INSTRUCTION:
Filter these entries, keeping only lines that hold the word "JSON".

EXCERPTED RECORDS:
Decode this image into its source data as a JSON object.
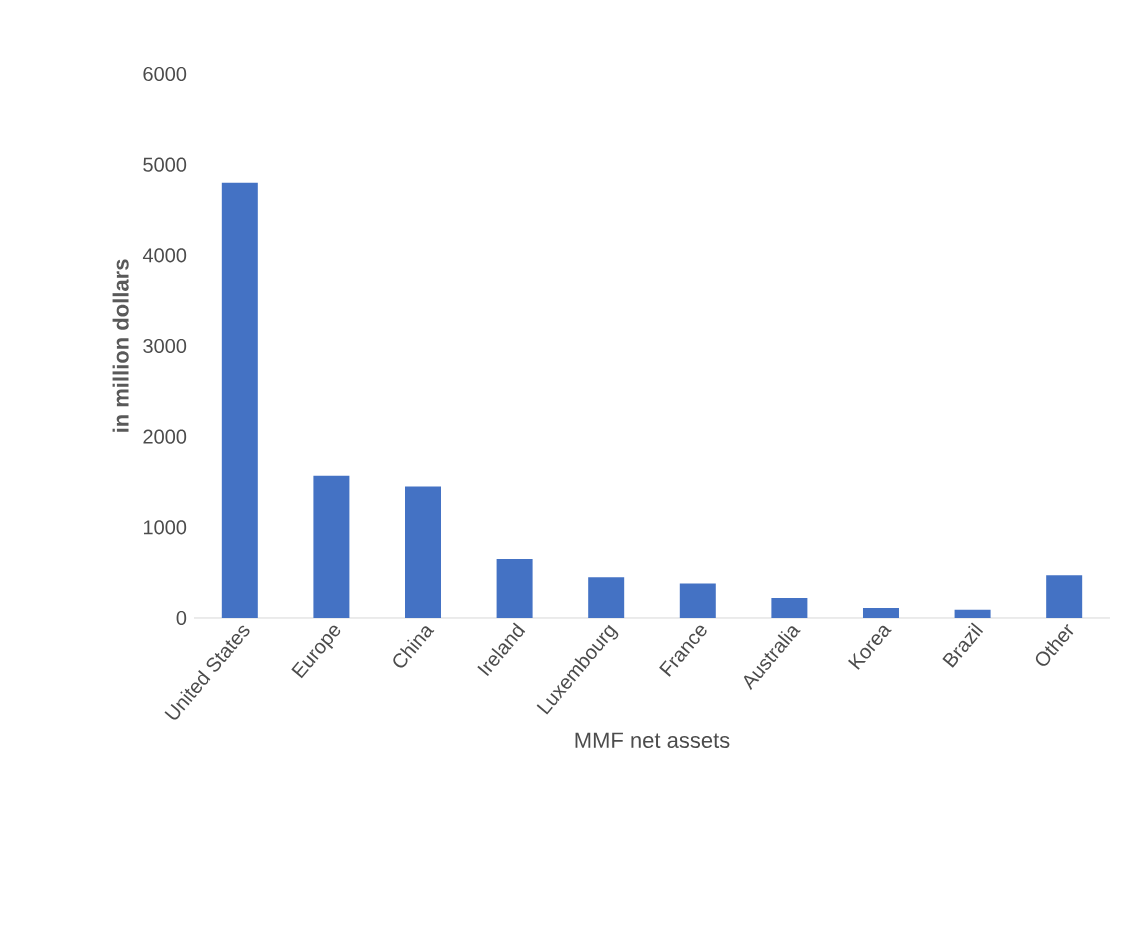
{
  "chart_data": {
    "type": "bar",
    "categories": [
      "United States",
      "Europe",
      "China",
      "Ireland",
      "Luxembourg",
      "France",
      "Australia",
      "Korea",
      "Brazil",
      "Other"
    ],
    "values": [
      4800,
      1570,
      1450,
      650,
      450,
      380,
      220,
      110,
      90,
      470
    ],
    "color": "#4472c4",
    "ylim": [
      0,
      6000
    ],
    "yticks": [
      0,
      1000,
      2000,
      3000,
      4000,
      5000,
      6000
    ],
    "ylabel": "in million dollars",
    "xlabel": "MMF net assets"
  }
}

--

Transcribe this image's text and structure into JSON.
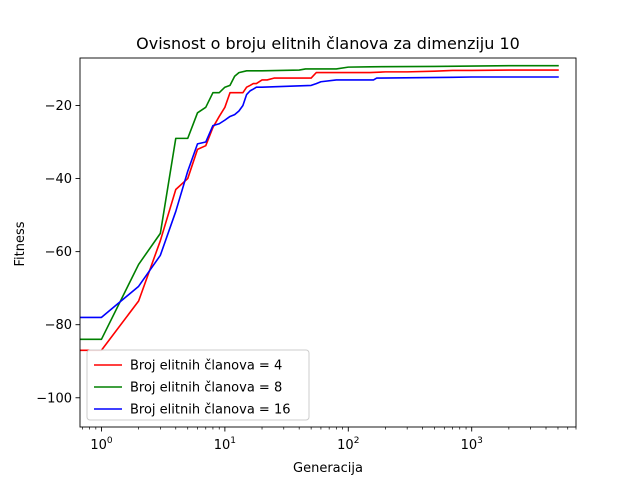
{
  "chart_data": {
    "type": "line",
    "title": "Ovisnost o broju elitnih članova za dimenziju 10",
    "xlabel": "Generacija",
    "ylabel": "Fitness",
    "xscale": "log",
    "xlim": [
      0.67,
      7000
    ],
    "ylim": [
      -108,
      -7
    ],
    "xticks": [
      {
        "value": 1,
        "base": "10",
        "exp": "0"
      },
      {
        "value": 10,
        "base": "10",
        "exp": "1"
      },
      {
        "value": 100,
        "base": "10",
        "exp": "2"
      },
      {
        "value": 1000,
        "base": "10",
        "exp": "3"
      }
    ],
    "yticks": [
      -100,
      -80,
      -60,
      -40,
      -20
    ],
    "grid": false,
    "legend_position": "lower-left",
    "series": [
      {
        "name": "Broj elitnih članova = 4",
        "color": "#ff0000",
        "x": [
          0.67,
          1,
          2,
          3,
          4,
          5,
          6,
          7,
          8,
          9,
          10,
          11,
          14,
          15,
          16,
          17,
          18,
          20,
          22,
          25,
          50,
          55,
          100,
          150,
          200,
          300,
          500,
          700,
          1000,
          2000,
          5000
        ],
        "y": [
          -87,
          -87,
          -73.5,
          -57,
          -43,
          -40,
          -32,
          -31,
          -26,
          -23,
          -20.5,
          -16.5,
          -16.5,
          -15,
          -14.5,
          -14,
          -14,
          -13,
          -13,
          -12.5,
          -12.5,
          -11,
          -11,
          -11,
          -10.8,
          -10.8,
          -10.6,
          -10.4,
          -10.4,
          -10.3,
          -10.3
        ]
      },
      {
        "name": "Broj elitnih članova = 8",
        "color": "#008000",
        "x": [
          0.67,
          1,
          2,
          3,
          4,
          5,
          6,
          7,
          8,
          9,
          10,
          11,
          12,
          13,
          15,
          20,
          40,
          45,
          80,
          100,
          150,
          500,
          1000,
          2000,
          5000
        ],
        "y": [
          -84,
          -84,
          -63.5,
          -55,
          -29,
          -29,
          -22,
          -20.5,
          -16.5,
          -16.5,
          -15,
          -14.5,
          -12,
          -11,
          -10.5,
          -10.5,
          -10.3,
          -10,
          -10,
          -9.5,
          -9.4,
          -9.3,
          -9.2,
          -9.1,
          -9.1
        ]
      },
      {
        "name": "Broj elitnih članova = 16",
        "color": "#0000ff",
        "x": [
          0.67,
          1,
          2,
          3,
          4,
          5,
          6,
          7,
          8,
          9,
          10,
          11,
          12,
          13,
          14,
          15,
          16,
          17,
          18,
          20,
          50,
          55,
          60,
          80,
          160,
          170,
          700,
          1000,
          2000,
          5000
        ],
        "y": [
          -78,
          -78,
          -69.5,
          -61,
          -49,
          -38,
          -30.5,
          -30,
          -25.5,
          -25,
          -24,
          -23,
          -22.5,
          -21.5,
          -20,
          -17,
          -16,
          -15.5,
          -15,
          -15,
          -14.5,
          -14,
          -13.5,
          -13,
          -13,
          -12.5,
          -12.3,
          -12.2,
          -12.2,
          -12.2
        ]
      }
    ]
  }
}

TASK ANSWER:
Decode this image into its source data as a JSON object.
Transcribe this image's text and structure into JSON.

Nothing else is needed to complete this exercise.